── Materials provided
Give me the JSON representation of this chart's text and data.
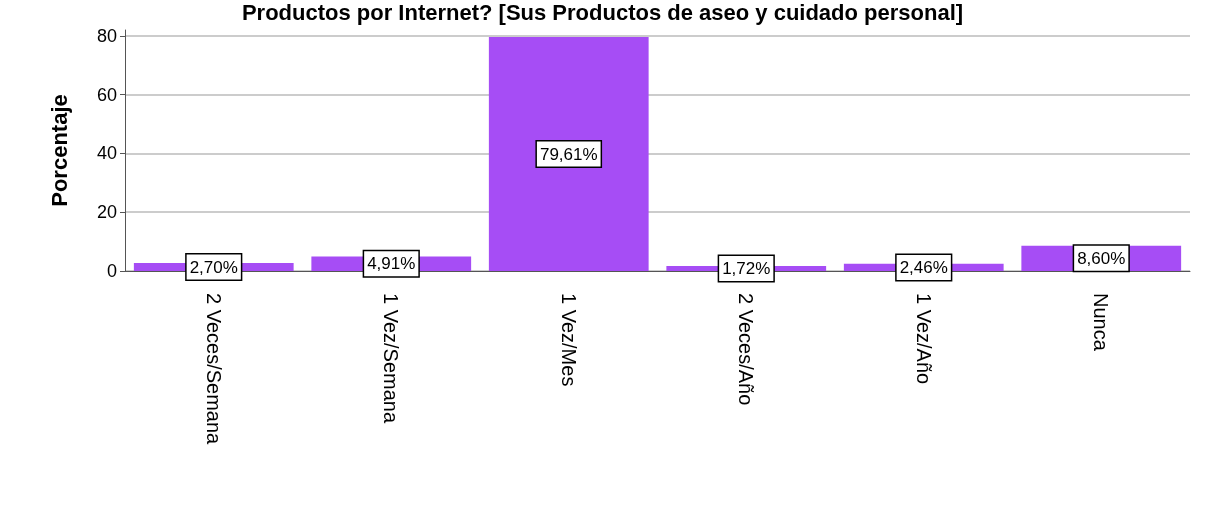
{
  "chart_data": {
    "type": "bar",
    "title": "Productos por Internet? [Sus Productos de aseo y cuidado personal]",
    "ylabel": "Porcentaje",
    "categories": [
      "2 Veces/Semana",
      "1 Vez/Semana",
      "1 Vez/Mes",
      "2 Veces/Año",
      "1 Vez/Año",
      "Nunca"
    ],
    "values": [
      2.7,
      4.91,
      79.61,
      1.72,
      2.46,
      8.6
    ],
    "value_labels": [
      "2,70%",
      "4,91%",
      "79,61%",
      "1,72%",
      "2,46%",
      "8,60%"
    ],
    "color": "#a64df5",
    "ylim": [
      0,
      82
    ],
    "yticks": [
      0,
      20,
      40,
      60,
      80
    ],
    "grid": "y"
  }
}
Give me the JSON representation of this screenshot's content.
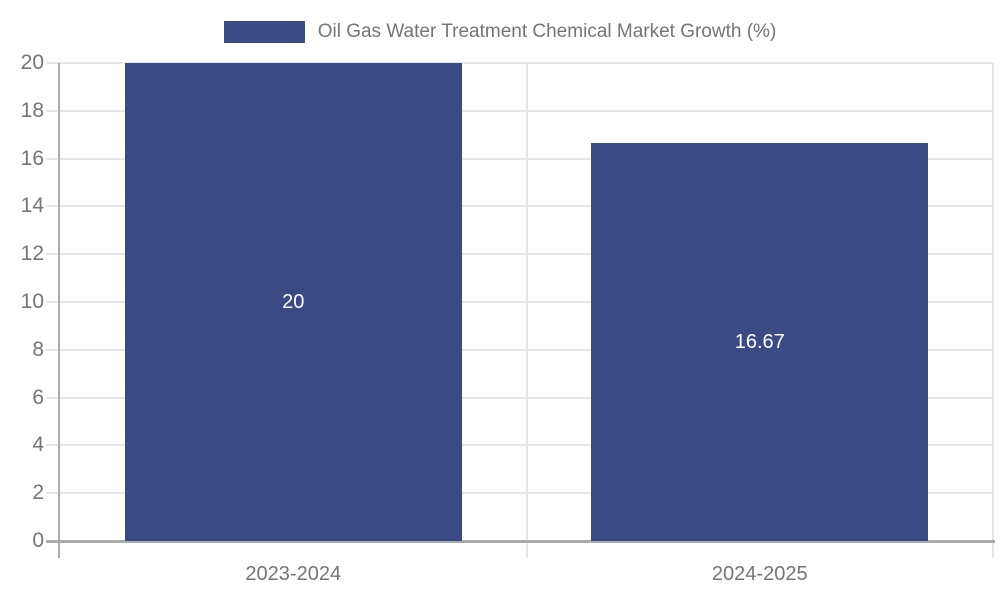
{
  "legend": {
    "label": "Oil Gas Water Treatment Chemical Market Growth (%)"
  },
  "chart_data": {
    "type": "bar",
    "title": "Oil Gas Water Treatment Chemical Market Growth (%)",
    "categories": [
      "2023-2024",
      "2024-2025"
    ],
    "values": [
      20,
      16.67
    ],
    "value_labels": [
      "20",
      "16.67"
    ],
    "yticks": [
      0,
      2,
      4,
      6,
      8,
      10,
      12,
      14,
      16,
      18,
      20
    ],
    "ylim": [
      0,
      20
    ],
    "xlabel": "",
    "ylabel": "",
    "grid": true,
    "legend_position": "top-center",
    "colors": {
      "bar": "#3a4a85",
      "grid": "#e6e6e6",
      "axis": "#ababab",
      "tick_text": "#757575",
      "value_text": "#ffffff",
      "background": "#ffffff"
    }
  }
}
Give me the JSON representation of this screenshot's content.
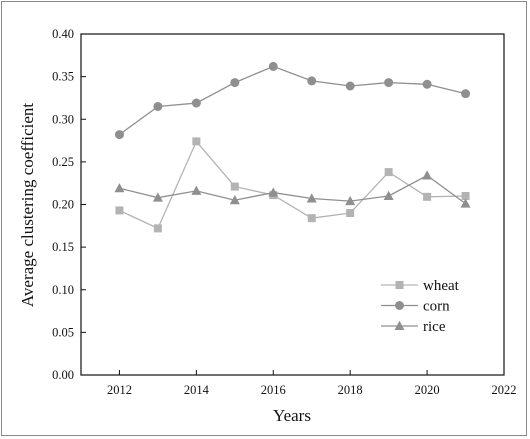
{
  "chart_data": {
    "type": "line",
    "x": [
      2012,
      2013,
      2014,
      2015,
      2016,
      2017,
      2018,
      2019,
      2020,
      2021
    ],
    "xlabel": "Years",
    "ylabel": "Average clustering coefficient",
    "xlim": [
      2011,
      2022
    ],
    "ylim": [
      0.0,
      0.4
    ],
    "xticks": [
      "2012",
      "2014",
      "2016",
      "2018",
      "2020",
      "2022"
    ],
    "yticks": [
      "0.00",
      "0.05",
      "0.10",
      "0.15",
      "0.20",
      "0.25",
      "0.30",
      "0.35",
      "0.40"
    ],
    "grid": false,
    "legend_position": "bottom-right",
    "series": [
      {
        "name": "wheat",
        "marker": "square",
        "color": "#b3b3b3",
        "values": [
          0.193,
          0.172,
          0.274,
          0.221,
          0.211,
          0.184,
          0.19,
          0.238,
          0.209,
          0.21
        ]
      },
      {
        "name": "corn",
        "marker": "circle",
        "color": "#8f8f8f",
        "values": [
          0.282,
          0.315,
          0.319,
          0.343,
          0.362,
          0.345,
          0.339,
          0.343,
          0.341,
          0.33
        ]
      },
      {
        "name": "rice",
        "marker": "triangle",
        "color": "#8f8f8f",
        "values": [
          0.219,
          0.208,
          0.216,
          0.205,
          0.214,
          0.207,
          0.204,
          0.21,
          0.234,
          0.201
        ]
      }
    ]
  }
}
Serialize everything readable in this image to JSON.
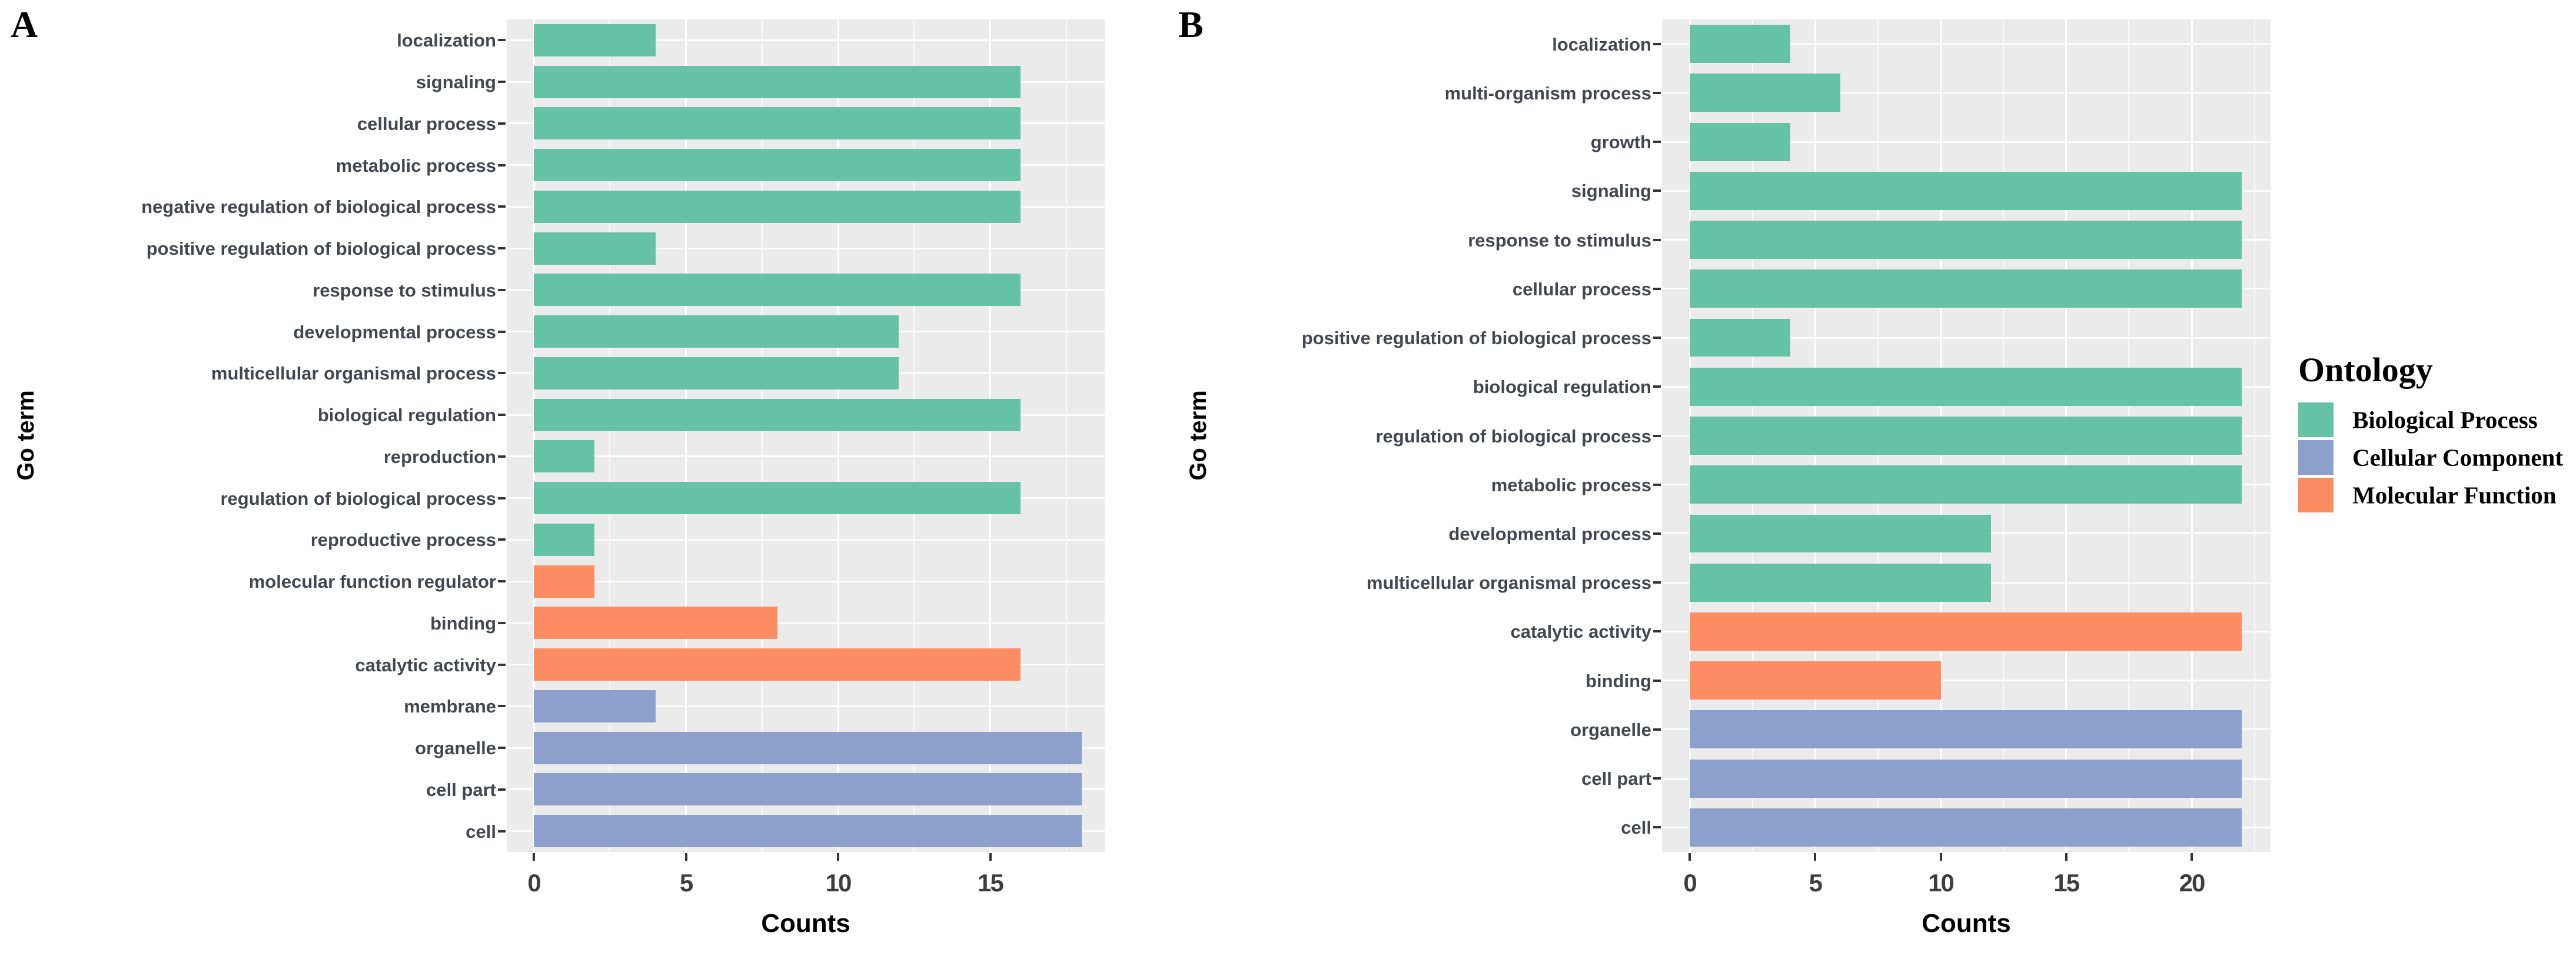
{
  "figure": {
    "panels": [
      {
        "letter": "A",
        "xlabel": "Counts",
        "ylabel": "Go term"
      },
      {
        "letter": "B",
        "xlabel": "Counts",
        "ylabel": "Go term"
      }
    ],
    "legend": {
      "title": "Ontology",
      "entries": [
        {
          "label": "Biological Process",
          "color": "#66C2A5"
        },
        {
          "label": "Cellular Component",
          "color": "#8DA0CB"
        },
        {
          "label": "Molecular Function",
          "color": "#FC8D62"
        }
      ]
    },
    "colors": {
      "panel_background": "#EBEBEB",
      "gridline": "#FFFFFF",
      "biological_process": "#66C2A5",
      "cellular_component": "#8DA0CB",
      "molecular_function": "#FC8D62"
    }
  },
  "chart_data": [
    {
      "type": "bar",
      "panel": "A",
      "orientation": "horizontal",
      "title": "",
      "xlabel": "Counts",
      "ylabel": "Go term",
      "xlim": [
        0,
        18.9
      ],
      "xticks": [
        0,
        5,
        10,
        15
      ],
      "grid": true,
      "legend_position": "right-shared",
      "categories": [
        "localization",
        "signaling",
        "cellular process",
        "metabolic process",
        "negative regulation of biological process",
        "positive regulation of biological process",
        "response to stimulus",
        "developmental process",
        "multicellular organismal process",
        "biological regulation",
        "reproduction",
        "regulation of biological process",
        "reproductive process",
        "molecular function regulator",
        "binding",
        "catalytic activity",
        "membrane",
        "organelle",
        "cell part",
        "cell"
      ],
      "values": [
        4,
        16,
        16,
        16,
        16,
        4,
        16,
        12,
        12,
        16,
        2,
        16,
        2,
        2,
        8,
        16,
        4,
        18,
        18,
        18
      ],
      "groups": [
        "Biological Process",
        "Biological Process",
        "Biological Process",
        "Biological Process",
        "Biological Process",
        "Biological Process",
        "Biological Process",
        "Biological Process",
        "Biological Process",
        "Biological Process",
        "Biological Process",
        "Biological Process",
        "Biological Process",
        "Molecular Function",
        "Molecular Function",
        "Molecular Function",
        "Cellular Component",
        "Cellular Component",
        "Cellular Component",
        "Cellular Component"
      ]
    },
    {
      "type": "bar",
      "panel": "B",
      "orientation": "horizontal",
      "title": "",
      "xlabel": "Counts",
      "ylabel": "Go term",
      "xlim": [
        0,
        23.1
      ],
      "xticks": [
        0,
        5,
        10,
        15,
        20
      ],
      "grid": true,
      "legend_position": "right-shared",
      "categories": [
        "localization",
        "multi-organism process",
        "growth",
        "signaling",
        "response to stimulus",
        "cellular process",
        "positive regulation of biological process",
        "biological regulation",
        "regulation of biological process",
        "metabolic process",
        "developmental process",
        "multicellular organismal process",
        "catalytic activity",
        "binding",
        "organelle",
        "cell part",
        "cell"
      ],
      "values": [
        4,
        6,
        4,
        22,
        22,
        22,
        4,
        22,
        22,
        22,
        12,
        12,
        22,
        10,
        22,
        22,
        22
      ],
      "groups": [
        "Biological Process",
        "Biological Process",
        "Biological Process",
        "Biological Process",
        "Biological Process",
        "Biological Process",
        "Biological Process",
        "Biological Process",
        "Biological Process",
        "Biological Process",
        "Biological Process",
        "Biological Process",
        "Molecular Function",
        "Molecular Function",
        "Cellular Component",
        "Cellular Component",
        "Cellular Component"
      ]
    }
  ]
}
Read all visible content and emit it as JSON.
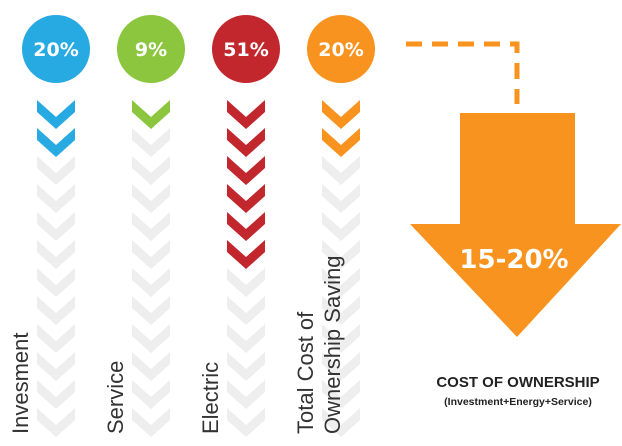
{
  "columns": [
    {
      "percent": "20%",
      "label": "Invesment",
      "label_lines": [
        "Invesment"
      ],
      "color": "#27a9e1",
      "colored_chevrons": 2
    },
    {
      "percent": "9%",
      "label": "Service",
      "label_lines": [
        "Service"
      ],
      "color": "#8cc63f",
      "colored_chevrons": 1
    },
    {
      "percent": "51%",
      "label": "Electric",
      "label_lines": [
        "Electric"
      ],
      "color": "#c1272d",
      "colored_chevrons": 6
    },
    {
      "percent": "20%",
      "label": "Total Cost of Ownership Saving",
      "label_lines": [
        "Total  Cost of",
        "Ownership Saving"
      ],
      "color": "#f7931e",
      "colored_chevrons": 2
    }
  ],
  "total_chevrons": 12,
  "inactive_chevron_color": "#eeeeee",
  "result": {
    "value": "15-20%",
    "color": "#f7931e",
    "title": "COST OF OWNERSHIP",
    "subtitle": "(Investment+Energy+Service)"
  }
}
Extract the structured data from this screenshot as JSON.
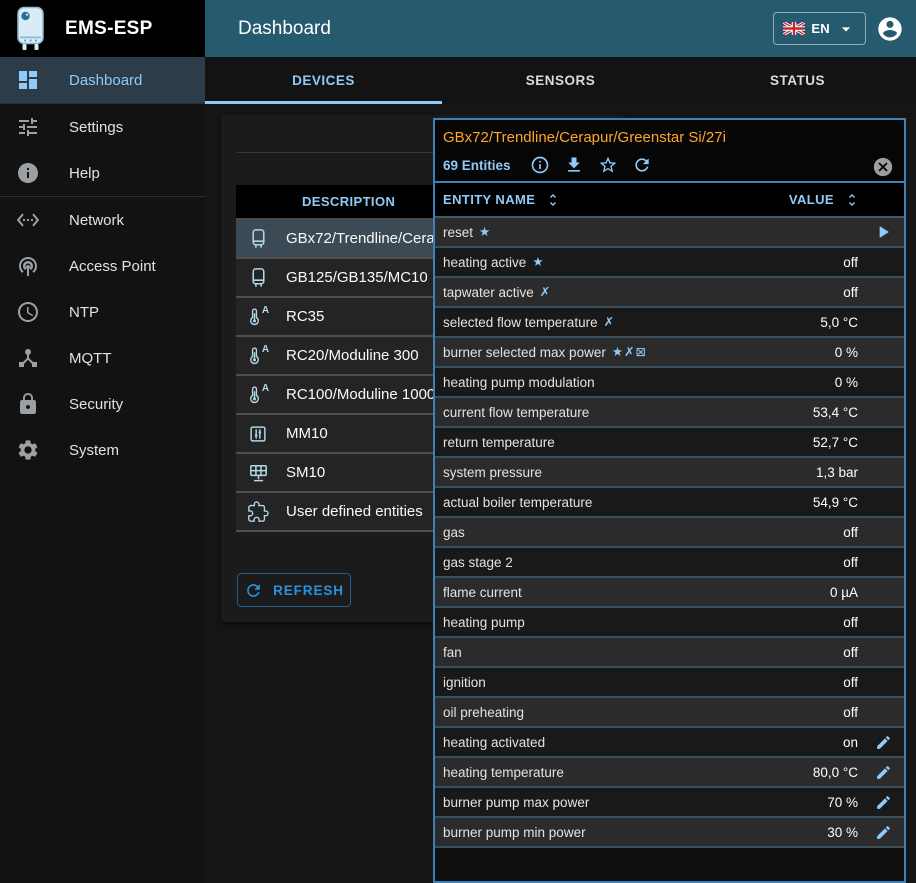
{
  "header": {
    "brand": "EMS-ESP",
    "page_title": "Dashboard",
    "language": {
      "label": "EN",
      "flag": "uk-flag"
    }
  },
  "sidebar": {
    "items": [
      {
        "label": "Dashboard",
        "icon": "dashboard-icon",
        "active": true,
        "divider_after": true
      },
      {
        "label": "Settings",
        "icon": "tune-icon",
        "active": false,
        "divider_after": false
      },
      {
        "label": "Help",
        "icon": "info-icon",
        "active": false,
        "divider_after": true
      },
      {
        "label": "Network",
        "icon": "ethernet-icon",
        "active": false,
        "divider_after": false
      },
      {
        "label": "Access Point",
        "icon": "wifi-tethering-icon",
        "active": false,
        "divider_after": false
      },
      {
        "label": "NTP",
        "icon": "clock-icon",
        "active": false,
        "divider_after": false
      },
      {
        "label": "MQTT",
        "icon": "hub-icon",
        "active": false,
        "divider_after": false
      },
      {
        "label": "Security",
        "icon": "lock-icon",
        "active": false,
        "divider_after": false
      },
      {
        "label": "System",
        "icon": "gear-icon",
        "active": false,
        "divider_after": false
      }
    ]
  },
  "tabs": {
    "items": [
      {
        "label": "DEVICES",
        "active": true
      },
      {
        "label": "SENSORS",
        "active": false
      },
      {
        "label": "STATUS",
        "active": false
      }
    ]
  },
  "devices_table": {
    "column_header": "DESCRIPTION",
    "refresh_button": "REFRESH",
    "rows": [
      {
        "name": "GBx72/Trendline/Cerapur/Greenstar Si/27i",
        "icon": "boiler-icon",
        "selected": true
      },
      {
        "name": "GB125/GB135/MC10",
        "icon": "boiler-icon",
        "selected": false
      },
      {
        "name": "RC35",
        "icon": "thermostat-icon",
        "selected": false
      },
      {
        "name": "RC20/Moduline 300",
        "icon": "thermostat-icon",
        "selected": false
      },
      {
        "name": "RC100/Moduline 1000",
        "icon": "thermostat-icon",
        "selected": false
      },
      {
        "name": "MM10",
        "icon": "mixer-icon",
        "selected": false
      },
      {
        "name": "SM10",
        "icon": "solar-icon",
        "selected": false
      },
      {
        "name": "User defined entities",
        "icon": "puzzle-icon",
        "selected": false
      }
    ]
  },
  "device_panel": {
    "title": "GBx72/Trendline/Cerapur/Greenstar Si/27i",
    "entity_count": "69 Entities",
    "toolbar_icons": [
      "info-outline-icon",
      "download-icon",
      "star-outline-icon",
      "refresh-icon"
    ],
    "columns": [
      {
        "label": "ENTITY NAME"
      },
      {
        "label": "VALUE"
      }
    ],
    "rows": [
      {
        "name": "reset",
        "flags": [
          "star"
        ],
        "value": "",
        "action": "play"
      },
      {
        "name": "heating active",
        "flags": [
          "star"
        ],
        "value": "off",
        "action": ""
      },
      {
        "name": "tapwater active",
        "flags": [
          "flash-off"
        ],
        "value": "off",
        "action": ""
      },
      {
        "name": "selected flow temperature",
        "flags": [
          "flash-off"
        ],
        "value": "5,0 °C",
        "action": ""
      },
      {
        "name": "burner selected max power",
        "flags": [
          "star",
          "flash-off",
          "web-off"
        ],
        "value": "0 %",
        "action": ""
      },
      {
        "name": "heating pump modulation",
        "flags": [],
        "value": "0 %",
        "action": ""
      },
      {
        "name": "current flow temperature",
        "flags": [],
        "value": "53,4 °C",
        "action": ""
      },
      {
        "name": "return temperature",
        "flags": [],
        "value": "52,7 °C",
        "action": ""
      },
      {
        "name": "system pressure",
        "flags": [],
        "value": "1,3 bar",
        "action": ""
      },
      {
        "name": "actual boiler temperature",
        "flags": [],
        "value": "54,9 °C",
        "action": ""
      },
      {
        "name": "gas",
        "flags": [],
        "value": "off",
        "action": ""
      },
      {
        "name": "gas stage 2",
        "flags": [],
        "value": "off",
        "action": ""
      },
      {
        "name": "flame current",
        "flags": [],
        "value": "0 µA",
        "action": ""
      },
      {
        "name": "heating pump",
        "flags": [],
        "value": "off",
        "action": ""
      },
      {
        "name": "fan",
        "flags": [],
        "value": "off",
        "action": ""
      },
      {
        "name": "ignition",
        "flags": [],
        "value": "off",
        "action": ""
      },
      {
        "name": "oil preheating",
        "flags": [],
        "value": "off",
        "action": ""
      },
      {
        "name": "heating activated",
        "flags": [],
        "value": "on",
        "action": "edit"
      },
      {
        "name": "heating temperature",
        "flags": [],
        "value": "80,0 °C",
        "action": "edit"
      },
      {
        "name": "burner pump max power",
        "flags": [],
        "value": "70 %",
        "action": "edit"
      },
      {
        "name": "burner pump min power",
        "flags": [],
        "value": "30 %",
        "action": "edit"
      }
    ]
  },
  "colors": {
    "appbar": "#265a6e",
    "accent_blue": "#90caf9",
    "title_orange": "#ffa726",
    "panel_border": "#4080b8",
    "refresh_blue": "#2792e0",
    "selected_row": "#3b4a54"
  }
}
────
-- Exercise directions --
Only the number is wanted: how many lines in the entries above contain the string "current"?

-- Answer to this exercise --
2